Figure content listings:
__________________________________________________
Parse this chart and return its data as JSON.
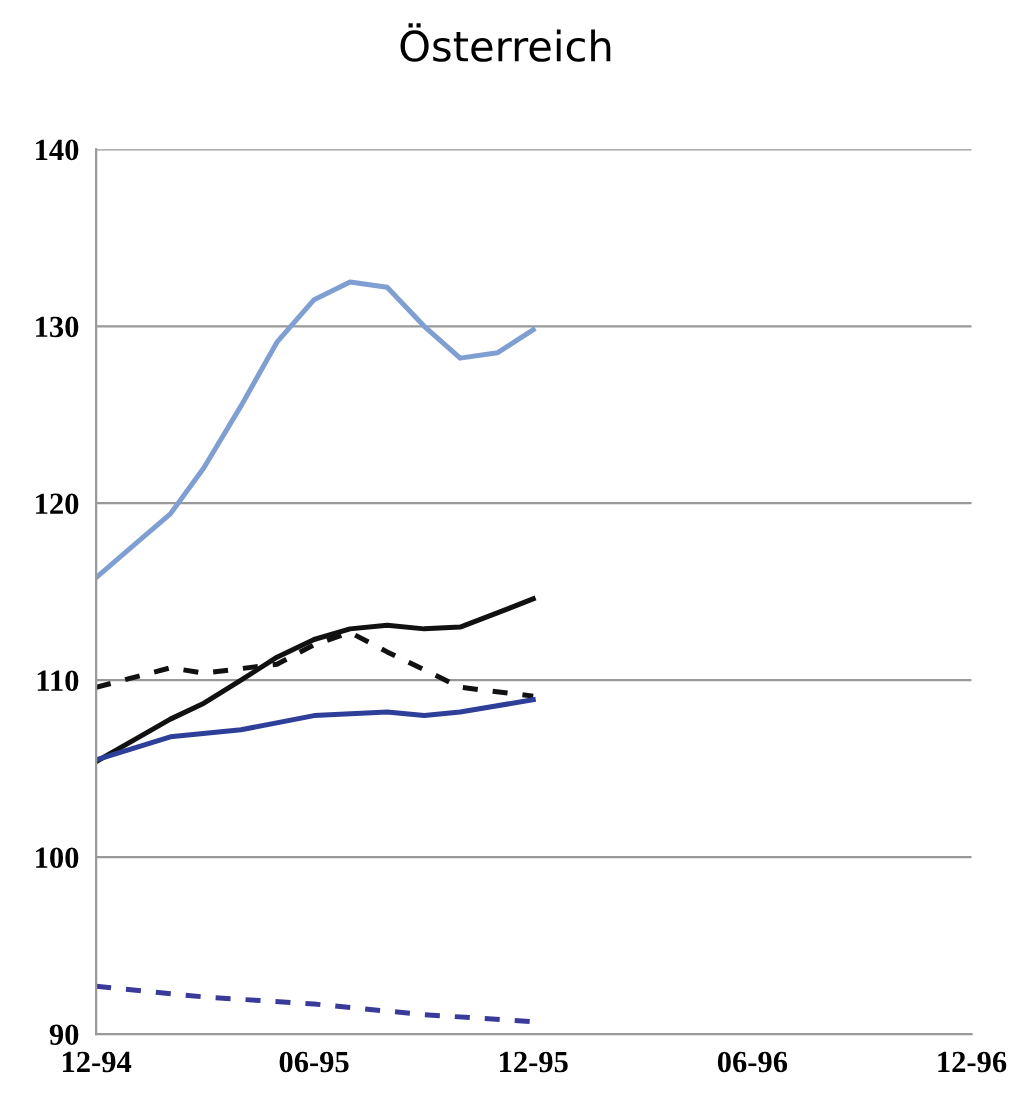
{
  "chart_data": {
    "type": "line",
    "title": "Österreich",
    "xlim": [
      "1994-12",
      "1996-12"
    ],
    "xticks": [
      {
        "value": "1994-12",
        "label": "12-94"
      },
      {
        "value": "1995-06",
        "label": "06-95"
      },
      {
        "value": "1995-12",
        "label": "12-95"
      },
      {
        "value": "1996-06",
        "label": "06-96"
      },
      {
        "value": "1996-12",
        "label": "12-96"
      }
    ],
    "ylim": [
      90,
      140
    ],
    "yticks": [
      90,
      100,
      110,
      120,
      130,
      140
    ],
    "grid": "y",
    "marker": "none",
    "series": [
      {
        "color": "#7f9fd3",
        "line_style": "solid",
        "x": [
          "1994-12",
          "1995-01",
          "1995-02",
          "1995-03",
          "1995-04",
          "1995-05",
          "1995-06",
          "1995-07",
          "1995-08",
          "1995-09",
          "1995-10",
          "1995-11",
          "1995-12"
        ],
        "values": [
          115.8,
          117.6,
          119.4,
          122,
          125.5,
          129.1,
          131.5,
          132.5,
          132.2,
          130,
          128.2,
          128.5,
          129.8
        ]
      },
      {
        "color": "#111111",
        "line_style": "solid",
        "x": [
          "1994-12",
          "1995-01",
          "1995-02",
          "1995-03",
          "1995-04",
          "1995-05",
          "1995-06",
          "1995-07",
          "1995-08",
          "1995-09",
          "1995-10",
          "1995-11",
          "1995-12"
        ],
        "values": [
          105.4,
          106.6,
          107.8,
          108.7,
          110,
          111.3,
          112.3,
          112.9,
          113.1,
          112.9,
          113,
          113.8,
          114.6
        ]
      },
      {
        "color": "#111111",
        "line_style": "dashed",
        "x": [
          "1994-12",
          "1995-02",
          "1995-03",
          "1995-05",
          "1995-06",
          "1995-07",
          "1995-08",
          "1995-10",
          "1995-12"
        ],
        "values": [
          109.6,
          110.7,
          110.4,
          110.9,
          112,
          112.7,
          111.6,
          109.6,
          109.1
        ]
      },
      {
        "color": "#2e3f9a",
        "line_style": "solid",
        "x": [
          "1994-12",
          "1995-02",
          "1995-04",
          "1995-06",
          "1995-08",
          "1995-09",
          "1995-10",
          "1995-12"
        ],
        "values": [
          105.5,
          106.8,
          107.2,
          108,
          108.2,
          108,
          108.2,
          108.9
        ]
      },
      {
        "color": "#3a3a9a",
        "line_style": "dashed",
        "x": [
          "1994-12",
          "1995-03",
          "1995-06",
          "1995-09",
          "1995-12"
        ],
        "values": [
          92.7,
          92.1,
          91.7,
          91.1,
          90.7
        ]
      }
    ]
  }
}
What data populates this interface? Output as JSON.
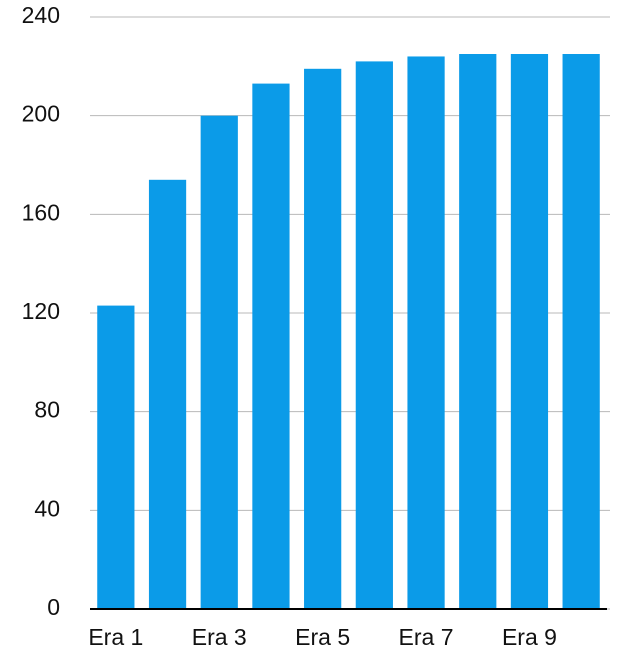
{
  "chart_data": {
    "type": "bar",
    "categories": [
      "Era 1",
      null,
      "Era 3",
      null,
      "Era 5",
      null,
      "Era 7",
      null,
      "Era 9",
      null
    ],
    "values": [
      123,
      174,
      200,
      213,
      219,
      222,
      224,
      225,
      225,
      225
    ],
    "color": "#0b9be8",
    "ylim": [
      0,
      240
    ],
    "yticks": [
      0,
      40,
      80,
      120,
      160,
      200,
      240
    ],
    "grid": true
  }
}
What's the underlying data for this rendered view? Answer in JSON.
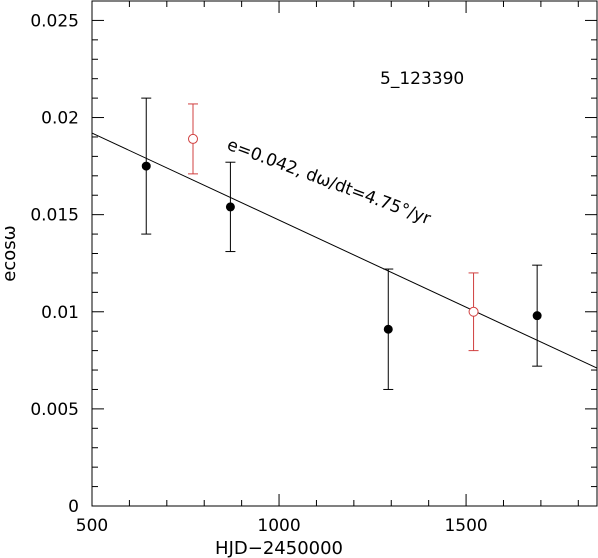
__________________________________________________
Quote exactly, and only, the lines from the line containing "What data populates" through the final line of the records above, both included, omitting any pictures.

What data populates this interface? Output as JSON.
{
  "chart_data": {
    "type": "bar",
    "categories": [
      "Era 1",
      null,
      "Era 3",
      null,
      "Era 5",
      null,
      "Era 7",
      null,
      "Era 9",
      null
    ],
    "values": [
      123,
      174,
      200,
      213,
      219,
      222,
      224,
      225,
      225,
      225
    ],
    "color": "#0b9be8",
    "ylim": [
      0,
      240
    ],
    "yticks": [
      0,
      40,
      80,
      120,
      160,
      200,
      240
    ],
    "grid": true
  }
}
What's the underlying data for this rendered view? Answer in JSON.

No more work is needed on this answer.